* start Entries shown *

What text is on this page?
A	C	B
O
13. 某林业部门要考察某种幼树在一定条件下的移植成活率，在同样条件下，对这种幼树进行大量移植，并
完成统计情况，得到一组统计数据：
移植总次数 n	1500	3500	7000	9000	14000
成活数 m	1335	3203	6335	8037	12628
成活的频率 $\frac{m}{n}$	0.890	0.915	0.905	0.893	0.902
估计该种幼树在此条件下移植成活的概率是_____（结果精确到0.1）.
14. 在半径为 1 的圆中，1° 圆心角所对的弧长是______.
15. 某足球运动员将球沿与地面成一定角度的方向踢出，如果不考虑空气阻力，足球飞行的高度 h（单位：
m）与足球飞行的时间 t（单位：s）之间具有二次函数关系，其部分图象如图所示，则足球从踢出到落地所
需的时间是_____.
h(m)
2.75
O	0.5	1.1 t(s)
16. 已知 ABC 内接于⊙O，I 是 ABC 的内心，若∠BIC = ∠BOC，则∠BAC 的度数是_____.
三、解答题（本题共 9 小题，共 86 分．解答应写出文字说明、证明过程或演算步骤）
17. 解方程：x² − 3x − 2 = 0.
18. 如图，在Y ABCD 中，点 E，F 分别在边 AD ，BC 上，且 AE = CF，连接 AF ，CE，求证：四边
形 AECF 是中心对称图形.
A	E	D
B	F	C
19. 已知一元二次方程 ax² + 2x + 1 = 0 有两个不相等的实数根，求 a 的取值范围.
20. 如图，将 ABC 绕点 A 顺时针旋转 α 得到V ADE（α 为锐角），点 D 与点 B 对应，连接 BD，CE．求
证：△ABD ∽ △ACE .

* end Entries shown *

Task objective »
Please copy out each record, character for character.

Exercise answer »
What text is on this page?
A	C	B
O
13. 某林业部门要考察某种幼树在一定条件下的移植成活率，在同样条件下，对这种幼树进行大量移植，并
完成统计情况，得到一组统计数据：
移植总次数 n	1500	3500	7000	9000	14000
成活数 m	1335	3203	6335	8037	12628
成活的频率 $\frac{m}{n}$	0.890	0.915	0.905	0.893	0.902
估计该种幼树在此条件下移植成活的概率是_____（结果精确到0.1）.
14. 在半径为 1 的圆中，1° 圆心角所对的弧长是______.
15. 某足球运动员将球沿与地面成一定角度的方向踢出，如果不考虑空气阻力，足球飞行的高度 h（单位：
m）与足球飞行的时间 t（单位：s）之间具有二次函数关系，其部分图象如图所示，则足球从踢出到落地所
需的时间是_____.
h(m)
2.75
O	0.5	1.1 t(s)
16. 已知 ABC 内接于⊙O，I 是 ABC 的内心，若∠BIC = ∠BOC，则∠BAC 的度数是_____.
三、解答题（本题共 9 小题，共 86 分．解答应写出文字说明、证明过程或演算步骤）
17. 解方程：x² − 3x − 2 = 0.
18. 如图，在Y ABCD 中，点 E，F 分别在边 AD ，BC 上，且 AE = CF，连接 AF ，CE，求证：四边
形 AECF 是中心对称图形.
A	E	D
B	F	C
19. 已知一元二次方程 ax² + 2x + 1 = 0 有两个不相等的实数根，求 a 的取值范围.
20. 如图，将 ABC 绕点 A 顺时针旋转 α 得到V ADE（α 为锐角），点 D 与点 B 对应，连接 BD，CE．求
证：△ABD ∽ △ACE .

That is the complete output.